[Extracted data entries]
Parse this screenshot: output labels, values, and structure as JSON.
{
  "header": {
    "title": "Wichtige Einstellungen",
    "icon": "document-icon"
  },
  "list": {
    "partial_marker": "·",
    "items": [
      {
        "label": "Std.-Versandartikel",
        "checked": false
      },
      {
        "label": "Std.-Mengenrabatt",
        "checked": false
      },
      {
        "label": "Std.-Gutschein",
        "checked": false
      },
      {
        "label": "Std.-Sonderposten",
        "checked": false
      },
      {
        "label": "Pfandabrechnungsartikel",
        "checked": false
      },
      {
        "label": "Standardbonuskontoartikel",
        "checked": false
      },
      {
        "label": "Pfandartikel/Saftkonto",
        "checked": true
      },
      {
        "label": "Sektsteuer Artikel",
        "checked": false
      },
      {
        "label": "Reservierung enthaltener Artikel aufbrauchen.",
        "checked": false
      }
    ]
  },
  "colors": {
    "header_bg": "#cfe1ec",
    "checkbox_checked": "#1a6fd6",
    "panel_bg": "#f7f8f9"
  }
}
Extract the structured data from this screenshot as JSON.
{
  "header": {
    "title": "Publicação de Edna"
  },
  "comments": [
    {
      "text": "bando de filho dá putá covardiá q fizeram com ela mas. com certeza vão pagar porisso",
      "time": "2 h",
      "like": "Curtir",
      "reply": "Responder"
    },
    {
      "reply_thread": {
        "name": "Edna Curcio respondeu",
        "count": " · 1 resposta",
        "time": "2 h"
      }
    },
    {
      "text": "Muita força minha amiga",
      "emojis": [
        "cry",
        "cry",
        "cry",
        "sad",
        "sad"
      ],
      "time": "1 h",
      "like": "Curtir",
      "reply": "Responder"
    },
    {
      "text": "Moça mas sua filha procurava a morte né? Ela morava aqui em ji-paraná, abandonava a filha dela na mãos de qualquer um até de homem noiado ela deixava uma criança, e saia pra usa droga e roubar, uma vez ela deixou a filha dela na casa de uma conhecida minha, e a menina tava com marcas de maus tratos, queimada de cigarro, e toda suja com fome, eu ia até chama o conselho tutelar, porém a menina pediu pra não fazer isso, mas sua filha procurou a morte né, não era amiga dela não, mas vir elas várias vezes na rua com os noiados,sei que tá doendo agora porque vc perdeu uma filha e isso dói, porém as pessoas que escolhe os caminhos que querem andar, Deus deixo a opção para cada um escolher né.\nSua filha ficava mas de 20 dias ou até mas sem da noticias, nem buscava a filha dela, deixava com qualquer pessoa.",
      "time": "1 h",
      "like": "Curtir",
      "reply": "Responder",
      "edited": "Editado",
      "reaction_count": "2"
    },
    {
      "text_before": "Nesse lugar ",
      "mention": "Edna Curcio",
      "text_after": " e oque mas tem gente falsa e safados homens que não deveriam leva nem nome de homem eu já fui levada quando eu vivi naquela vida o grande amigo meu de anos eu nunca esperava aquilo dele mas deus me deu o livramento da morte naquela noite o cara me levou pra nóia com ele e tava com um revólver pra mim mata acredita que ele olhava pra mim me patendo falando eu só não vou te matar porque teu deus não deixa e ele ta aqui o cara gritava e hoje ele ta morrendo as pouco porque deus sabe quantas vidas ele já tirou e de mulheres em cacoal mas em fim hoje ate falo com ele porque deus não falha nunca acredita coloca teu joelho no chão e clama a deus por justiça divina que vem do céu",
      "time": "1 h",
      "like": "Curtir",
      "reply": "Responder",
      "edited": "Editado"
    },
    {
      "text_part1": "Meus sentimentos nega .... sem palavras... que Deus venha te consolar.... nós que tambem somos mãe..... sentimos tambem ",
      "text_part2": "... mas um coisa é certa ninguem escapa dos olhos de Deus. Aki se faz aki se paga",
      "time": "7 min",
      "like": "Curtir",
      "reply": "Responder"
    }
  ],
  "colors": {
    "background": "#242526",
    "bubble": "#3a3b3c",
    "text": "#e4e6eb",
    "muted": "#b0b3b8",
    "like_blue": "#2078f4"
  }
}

*REQUIRED TASK:*
Repeat each entry word for word.

*OUTPUT:*
Parse this screenshot: output labels, values, and structure as JSON.
{
  "header": {
    "title": "Wichtige Einstellungen",
    "icon": "document-icon"
  },
  "list": {
    "partial_marker": "·",
    "items": [
      {
        "label": "Std.-Versandartikel",
        "checked": false
      },
      {
        "label": "Std.-Mengenrabatt",
        "checked": false
      },
      {
        "label": "Std.-Gutschein",
        "checked": false
      },
      {
        "label": "Std.-Sonderposten",
        "checked": false
      },
      {
        "label": "Pfandabrechnungsartikel",
        "checked": false
      },
      {
        "label": "Standardbonuskontoartikel",
        "checked": false
      },
      {
        "label": "Pfandartikel/Saftkonto",
        "checked": true
      },
      {
        "label": "Sektsteuer Artikel",
        "checked": false
      },
      {
        "label": "Reservierung enthaltener Artikel aufbrauchen.",
        "checked": false
      }
    ]
  },
  "colors": {
    "header_bg": "#cfe1ec",
    "checkbox_checked": "#1a6fd6",
    "panel_bg": "#f7f8f9"
  }
}
Extract the structured data from this screenshot as JSON.
{
  "header": {
    "title": "Publicação de Edna"
  },
  "comments": [
    {
      "text": "bando de filho dá putá covardiá q fizeram com ela mas. com certeza vão pagar porisso",
      "time": "2 h",
      "like": "Curtir",
      "reply": "Responder"
    },
    {
      "reply_thread": {
        "name": "Edna Curcio respondeu",
        "count": " · 1 resposta",
        "time": "2 h"
      }
    },
    {
      "text": "Muita força minha amiga",
      "emojis": [
        "cry",
        "cry",
        "cry",
        "sad",
        "sad"
      ],
      "time": "1 h",
      "like": "Curtir",
      "reply": "Responder"
    },
    {
      "text": "Moça mas sua filha procurava a morte né? Ela morava aqui em ji-paraná, abandonava a filha dela na mãos de qualquer um até de homem noiado ela deixava uma criança, e saia pra usa droga e roubar, uma vez ela deixou a filha dela na casa de uma conhecida minha, e a menina tava com marcas de maus tratos, queimada de cigarro, e toda suja com fome, eu ia até chama o conselho tutelar, porém a menina pediu pra não fazer isso, mas sua filha procurou a morte né, não era amiga dela não, mas vir elas várias vezes na rua com os noiados,sei que tá doendo agora porque vc perdeu uma filha e isso dói, porém as pessoas que escolhe os caminhos que querem andar, Deus deixo a opção para cada um escolher né.\nSua filha ficava mas de 20 dias ou até mas sem da noticias, nem buscava a filha dela, deixava com qualquer pessoa.",
      "time": "1 h",
      "like": "Curtir",
      "reply": "Responder",
      "edited": "Editado",
      "reaction_count": "2"
    },
    {
      "text_before": "Nesse lugar ",
      "mention": "Edna Curcio",
      "text_after": " e oque mas tem gente falsa e safados homens que não deveriam leva nem nome de homem eu já fui levada quando eu vivi naquela vida o grande amigo meu de anos eu nunca esperava aquilo dele mas deus me deu o livramento da morte naquela noite o cara me levou pra nóia com ele e tava com um revólver pra mim mata acredita que ele olhava pra mim me patendo falando eu só não vou te matar porque teu deus não deixa e ele ta aqui o cara gritava e hoje ele ta morrendo as pouco porque deus sabe quantas vidas ele já tirou e de mulheres em cacoal mas em fim hoje ate falo com ele porque deus não falha nunca acredita coloca teu joelho no chão e clama a deus por justiça divina que vem do céu",
      "time": "1 h",
      "like": "Curtir",
      "reply": "Responder",
      "edited": "Editado"
    },
    {
      "text_part1": "Meus sentimentos nega .... sem palavras... que Deus venha te consolar.... nós que tambem somos mãe..... sentimos tambem ",
      "text_part2": "... mas um coisa é certa ninguem escapa dos olhos de Deus. Aki se faz aki se paga",
      "time": "7 min",
      "like": "Curtir",
      "reply": "Responder"
    }
  ],
  "colors": {
    "background": "#242526",
    "bubble": "#3a3b3c",
    "text": "#e4e6eb",
    "muted": "#b0b3b8",
    "like_blue": "#2078f4"
  }
}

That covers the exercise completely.